● Exercise set
[1] The message on floating point enumerations says the list `[0, 0.3 .. 1.1]` ends with a value well above 1.1. What reason does it give for this?
[2] Duplicate the message on floating point enumerations between "Repair to floating" and "Haskell-Primers (and libraries).", inclusive.
=== Excerpt to read ===
Repair to floating point enumerations?

Wed Oct 15 10:44:03 EDT 2008

On Wed, Oct 15, 2008 at 10:41:25AM +0100, Malcolm Wallace wrote:
> Dear Haskell-Primers (and libraries).
>
> Recently, Phil Wadler has pointed out a weird anomaly in the Haskell'98
> Prelude, regarding numeric enumerations for Floats/Doubles:
>
>     Prelude> [0, 0.3 .. 1.1]
>     [0.0,0.3,0.6,0.899999,1.2]
>
> What is odd is that the last value of the list is much larger than the
> specified termination value.  But this is exactly as specified by the
> Haskell'98 Report.
>
>     http://haskell.org/onlinereport/basic.html#sect6.3.4
>
>     "For Float and Double, the semantics of the enumFrom family is given
>     by the rules for Int above, except that the list terminates when the
>     elements become greater than e3+i/2 for positive increment i, or
>     when they become less than e3+i/2 for negative i.
=== Dataset records ===
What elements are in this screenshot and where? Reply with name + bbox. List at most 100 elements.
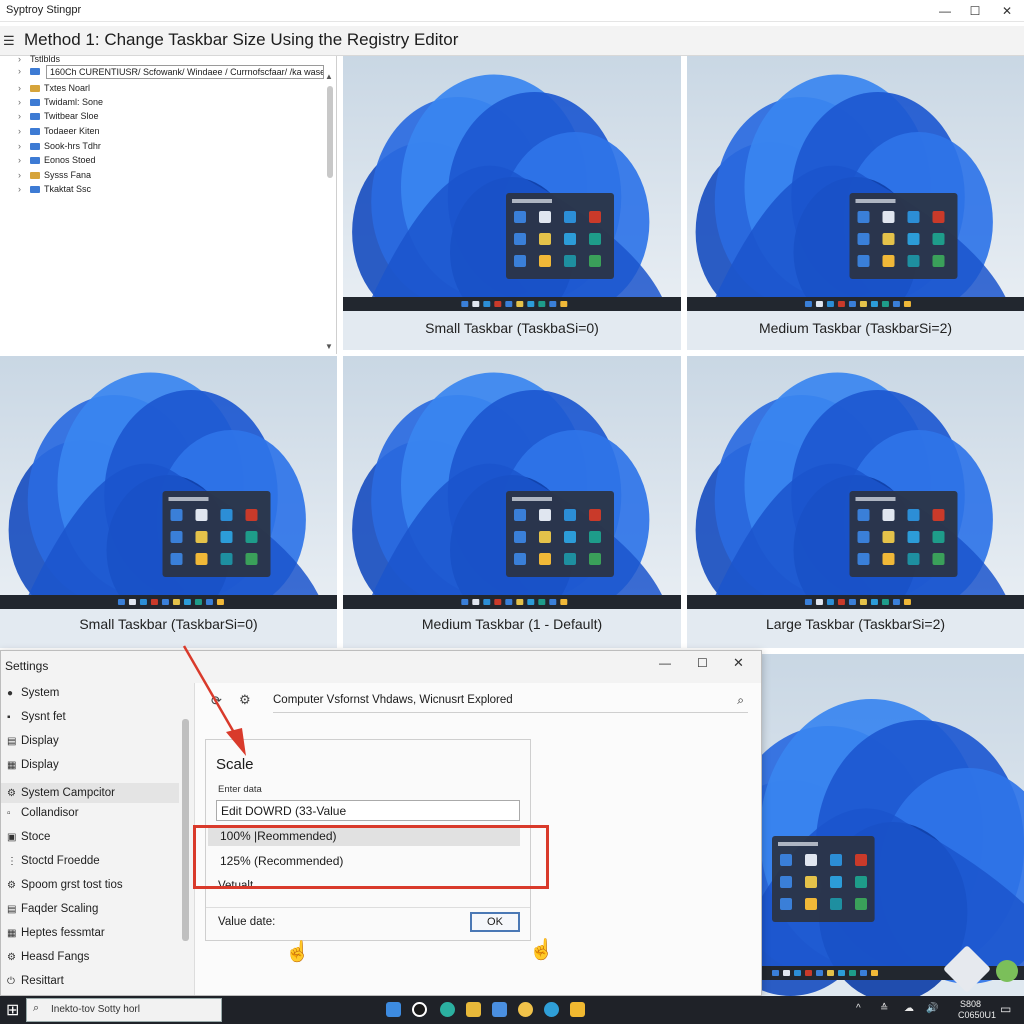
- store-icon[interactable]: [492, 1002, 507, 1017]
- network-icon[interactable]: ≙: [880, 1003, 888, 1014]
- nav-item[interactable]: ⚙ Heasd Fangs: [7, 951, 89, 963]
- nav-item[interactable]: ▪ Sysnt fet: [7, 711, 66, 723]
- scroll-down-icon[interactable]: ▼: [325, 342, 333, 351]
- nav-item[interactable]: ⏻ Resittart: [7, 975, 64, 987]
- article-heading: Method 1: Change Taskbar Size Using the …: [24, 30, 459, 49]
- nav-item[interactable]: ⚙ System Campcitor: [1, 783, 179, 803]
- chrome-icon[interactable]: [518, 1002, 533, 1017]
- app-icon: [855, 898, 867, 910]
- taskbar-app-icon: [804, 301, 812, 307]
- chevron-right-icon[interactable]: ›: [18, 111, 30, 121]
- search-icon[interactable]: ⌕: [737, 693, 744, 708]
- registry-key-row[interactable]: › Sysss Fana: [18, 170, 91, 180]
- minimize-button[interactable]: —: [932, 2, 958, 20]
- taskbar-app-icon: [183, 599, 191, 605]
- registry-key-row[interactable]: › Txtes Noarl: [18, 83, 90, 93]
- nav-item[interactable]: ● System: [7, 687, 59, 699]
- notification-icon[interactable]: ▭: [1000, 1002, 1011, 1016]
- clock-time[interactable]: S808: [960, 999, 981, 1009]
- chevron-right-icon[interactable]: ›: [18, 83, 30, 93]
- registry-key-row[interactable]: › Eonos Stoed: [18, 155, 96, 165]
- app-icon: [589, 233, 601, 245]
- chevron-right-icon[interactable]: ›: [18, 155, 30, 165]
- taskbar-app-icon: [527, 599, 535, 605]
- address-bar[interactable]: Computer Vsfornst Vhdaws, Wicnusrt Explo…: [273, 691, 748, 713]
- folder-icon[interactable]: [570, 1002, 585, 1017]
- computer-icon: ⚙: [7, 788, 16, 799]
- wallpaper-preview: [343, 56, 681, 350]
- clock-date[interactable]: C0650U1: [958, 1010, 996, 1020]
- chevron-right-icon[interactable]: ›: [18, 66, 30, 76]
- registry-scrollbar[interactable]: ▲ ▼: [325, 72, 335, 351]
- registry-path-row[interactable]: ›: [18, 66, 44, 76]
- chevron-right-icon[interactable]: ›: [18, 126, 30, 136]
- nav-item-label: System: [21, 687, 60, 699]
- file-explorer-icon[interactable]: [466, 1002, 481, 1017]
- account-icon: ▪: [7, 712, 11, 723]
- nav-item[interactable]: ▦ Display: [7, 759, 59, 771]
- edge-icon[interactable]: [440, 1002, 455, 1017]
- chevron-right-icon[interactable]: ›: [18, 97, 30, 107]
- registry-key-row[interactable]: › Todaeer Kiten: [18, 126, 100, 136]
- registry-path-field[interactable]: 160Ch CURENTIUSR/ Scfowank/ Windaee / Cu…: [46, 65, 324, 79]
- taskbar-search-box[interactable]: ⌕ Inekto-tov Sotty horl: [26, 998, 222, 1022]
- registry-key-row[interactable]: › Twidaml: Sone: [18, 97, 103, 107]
===
● Answer set
[1] The Haskell'98 Report specifies this behavior. For Float and Double, the list stops only once its elements become greater than e3+i/2 for a positive increment i, not once they pass e3 itself. So a final value larger than the stated termination value is allowed.

[2]
Repair to floating point enumerations?

Wed Oct 15 10:44:03 EDT 2008

On Wed, Oct 15, 2008 at 10:41:25AM +0100, Malcolm Wallace wrote:
> Dear Haskell-Primers (and libraries).